WRITTEN TASK: What is the count of lines that hold the word "Código"? Give only the number.

[Collected data]
—————

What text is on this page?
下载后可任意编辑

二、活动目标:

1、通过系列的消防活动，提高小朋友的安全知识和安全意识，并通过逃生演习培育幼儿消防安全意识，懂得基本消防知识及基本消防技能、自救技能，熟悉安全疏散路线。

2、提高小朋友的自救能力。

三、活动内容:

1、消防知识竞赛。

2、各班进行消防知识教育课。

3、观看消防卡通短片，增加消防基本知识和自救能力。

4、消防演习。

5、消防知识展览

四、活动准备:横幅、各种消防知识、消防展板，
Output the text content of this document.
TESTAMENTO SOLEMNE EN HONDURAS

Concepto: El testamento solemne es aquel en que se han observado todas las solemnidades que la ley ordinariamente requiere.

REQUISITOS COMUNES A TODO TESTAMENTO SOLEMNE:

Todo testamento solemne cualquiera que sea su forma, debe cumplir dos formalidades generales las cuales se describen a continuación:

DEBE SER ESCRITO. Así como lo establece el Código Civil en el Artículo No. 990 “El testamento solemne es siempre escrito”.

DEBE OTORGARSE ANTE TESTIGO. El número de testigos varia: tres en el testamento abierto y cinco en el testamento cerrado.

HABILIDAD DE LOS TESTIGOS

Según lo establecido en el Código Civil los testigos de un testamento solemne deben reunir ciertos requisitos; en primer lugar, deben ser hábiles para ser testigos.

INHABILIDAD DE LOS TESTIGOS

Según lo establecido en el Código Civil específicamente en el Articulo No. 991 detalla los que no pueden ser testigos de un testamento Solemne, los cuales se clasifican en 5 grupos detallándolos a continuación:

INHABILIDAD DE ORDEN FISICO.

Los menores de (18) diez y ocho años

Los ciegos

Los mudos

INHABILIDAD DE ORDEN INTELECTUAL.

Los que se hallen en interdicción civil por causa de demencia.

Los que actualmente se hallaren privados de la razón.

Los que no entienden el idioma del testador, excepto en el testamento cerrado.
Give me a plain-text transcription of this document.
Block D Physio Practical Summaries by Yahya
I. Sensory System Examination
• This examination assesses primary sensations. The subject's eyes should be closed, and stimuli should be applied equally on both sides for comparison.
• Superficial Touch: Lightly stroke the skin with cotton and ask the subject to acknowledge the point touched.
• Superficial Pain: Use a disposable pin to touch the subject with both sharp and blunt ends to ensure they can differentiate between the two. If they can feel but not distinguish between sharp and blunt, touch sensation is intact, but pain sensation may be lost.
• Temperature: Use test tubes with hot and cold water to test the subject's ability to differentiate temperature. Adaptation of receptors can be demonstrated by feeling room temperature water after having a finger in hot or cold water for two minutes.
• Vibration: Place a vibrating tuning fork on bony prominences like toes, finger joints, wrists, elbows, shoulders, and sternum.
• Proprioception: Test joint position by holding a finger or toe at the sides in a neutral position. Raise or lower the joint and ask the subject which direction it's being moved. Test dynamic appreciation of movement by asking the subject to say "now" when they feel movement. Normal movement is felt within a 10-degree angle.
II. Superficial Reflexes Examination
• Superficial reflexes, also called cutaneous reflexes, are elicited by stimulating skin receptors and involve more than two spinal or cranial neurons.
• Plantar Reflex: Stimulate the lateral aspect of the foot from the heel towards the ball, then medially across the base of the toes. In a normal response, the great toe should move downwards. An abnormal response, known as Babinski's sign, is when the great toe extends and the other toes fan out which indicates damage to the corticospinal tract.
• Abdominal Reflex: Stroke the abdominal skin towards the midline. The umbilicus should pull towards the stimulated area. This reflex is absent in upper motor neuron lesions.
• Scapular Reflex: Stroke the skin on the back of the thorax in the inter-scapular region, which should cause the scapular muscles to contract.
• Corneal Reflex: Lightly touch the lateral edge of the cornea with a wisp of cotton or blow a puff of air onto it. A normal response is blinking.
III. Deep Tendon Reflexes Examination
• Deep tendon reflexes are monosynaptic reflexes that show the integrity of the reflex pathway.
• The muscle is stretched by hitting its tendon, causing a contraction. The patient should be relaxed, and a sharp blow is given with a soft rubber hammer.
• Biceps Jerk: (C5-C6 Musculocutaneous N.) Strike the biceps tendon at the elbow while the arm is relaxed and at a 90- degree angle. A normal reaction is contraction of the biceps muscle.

—————

THE RESULT: 3